--- begin Input records ---

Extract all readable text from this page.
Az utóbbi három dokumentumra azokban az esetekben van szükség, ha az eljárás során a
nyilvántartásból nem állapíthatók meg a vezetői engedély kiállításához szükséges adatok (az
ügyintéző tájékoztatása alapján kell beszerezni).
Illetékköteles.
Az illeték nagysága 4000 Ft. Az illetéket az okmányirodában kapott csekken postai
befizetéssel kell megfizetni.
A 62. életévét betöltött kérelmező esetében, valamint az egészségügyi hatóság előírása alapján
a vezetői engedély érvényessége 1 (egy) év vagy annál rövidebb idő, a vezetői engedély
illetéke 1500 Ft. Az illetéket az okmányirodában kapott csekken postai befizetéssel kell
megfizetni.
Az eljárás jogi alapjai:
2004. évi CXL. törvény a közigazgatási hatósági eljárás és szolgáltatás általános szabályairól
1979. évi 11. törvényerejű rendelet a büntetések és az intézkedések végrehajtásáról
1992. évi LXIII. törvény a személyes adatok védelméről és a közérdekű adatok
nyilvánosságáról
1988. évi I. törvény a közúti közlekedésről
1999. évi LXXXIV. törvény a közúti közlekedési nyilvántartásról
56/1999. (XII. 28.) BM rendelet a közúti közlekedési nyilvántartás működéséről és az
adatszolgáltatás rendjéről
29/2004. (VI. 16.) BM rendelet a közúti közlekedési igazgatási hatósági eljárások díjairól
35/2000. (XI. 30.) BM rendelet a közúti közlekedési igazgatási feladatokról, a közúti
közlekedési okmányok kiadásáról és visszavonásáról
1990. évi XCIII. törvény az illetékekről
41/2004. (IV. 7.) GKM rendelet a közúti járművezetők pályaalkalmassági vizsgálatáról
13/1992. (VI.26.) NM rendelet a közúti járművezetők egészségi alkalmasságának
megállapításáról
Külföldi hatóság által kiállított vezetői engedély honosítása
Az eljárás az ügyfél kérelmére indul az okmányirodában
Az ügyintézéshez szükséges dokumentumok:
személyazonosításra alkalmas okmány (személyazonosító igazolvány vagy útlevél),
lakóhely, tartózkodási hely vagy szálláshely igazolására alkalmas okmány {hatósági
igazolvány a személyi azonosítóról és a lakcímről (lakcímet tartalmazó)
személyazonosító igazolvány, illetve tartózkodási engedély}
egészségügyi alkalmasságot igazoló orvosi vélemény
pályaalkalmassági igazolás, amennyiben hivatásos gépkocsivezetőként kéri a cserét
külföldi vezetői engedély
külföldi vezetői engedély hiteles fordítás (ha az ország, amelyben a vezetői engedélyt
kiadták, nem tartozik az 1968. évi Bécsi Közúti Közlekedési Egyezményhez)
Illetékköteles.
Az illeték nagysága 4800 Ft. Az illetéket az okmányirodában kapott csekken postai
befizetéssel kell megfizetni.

--- end Input records ---

◆ What you should do: Nothing should be left out: repeat all of the data exactly.

◆ Output of the task:
Extract all readable text from this page.
Az utóbbi három dokumentumra azokban az esetekben van szükség, ha az eljárás során a
nyilvántartásból nem állapíthatók meg a vezetői engedély kiállításához szükséges adatok (az
ügyintéző tájékoztatása alapján kell beszerezni).
Illetékköteles.
Az illeték nagysága 4000 Ft. Az illetéket az okmányirodában kapott csekken postai
befizetéssel kell megfizetni.
A 62. életévét betöltött kérelmező esetében, valamint az egészségügyi hatóság előírása alapján
a vezetői engedély érvényessége 1 (egy) év vagy annál rövidebb idő, a vezetői engedély
illetéke 1500 Ft. Az illetéket az okmányirodában kapott csekken postai befizetéssel kell
megfizetni.
Az eljárás jogi alapjai:
2004. évi CXL. törvény a közigazgatási hatósági eljárás és szolgáltatás általános szabályairól
1979. évi 11. törvényerejű rendelet a büntetések és az intézkedések végrehajtásáról
1992. évi LXIII. törvény a személyes adatok védelméről és a közérdekű adatok
nyilvánosságáról
1988. évi I. törvény a közúti közlekedésről
1999. évi LXXXIV. törvény a közúti közlekedési nyilvántartásról
56/1999. (XII. 28.) BM rendelet a közúti közlekedési nyilvántartás működéséről és az
adatszolgáltatás rendjéről
29/2004. (VI. 16.) BM rendelet a közúti közlekedési igazgatási hatósági eljárások díjairól
35/2000. (XI. 30.) BM rendelet a közúti közlekedési igazgatási feladatokról, a közúti
közlekedési okmányok kiadásáról és visszavonásáról
1990. évi XCIII. törvény az illetékekről
41/2004. (IV. 7.) GKM rendelet a közúti járművezetők pályaalkalmassági vizsgálatáról
13/1992. (VI.26.) NM rendelet a közúti járművezetők egészségi alkalmasságának
megállapításáról
Külföldi hatóság által kiállított vezetői engedély honosítása
Az eljárás az ügyfél kérelmére indul az okmányirodában
Az ügyintézéshez szükséges dokumentumok:
személyazonosításra alkalmas okmány (személyazonosító igazolvány vagy útlevél),
lakóhely, tartózkodási hely vagy szálláshely igazolására alkalmas okmány {hatósági
igazolvány a személyi azonosítóról és a lakcímről (lakcímet tartalmazó)
személyazonosító igazolvány, illetve tartózkodási engedély}
egészségügyi alkalmasságot igazoló orvosi vélemény
pályaalkalmassági igazolás, amennyiben hivatásos gépkocsivezetőként kéri a cserét
külföldi vezetői engedély
külföldi vezetői engedély hiteles fordítás (ha az ország, amelyben a vezetői engedélyt
kiadták, nem tartozik az 1968. évi Bécsi Közúti Közlekedési Egyezményhez)
Illetékköteles.
Az illeték nagysága 4800 Ft. Az illetéket az okmányirodában kapott csekken postai
befizetéssel kell megfizetni.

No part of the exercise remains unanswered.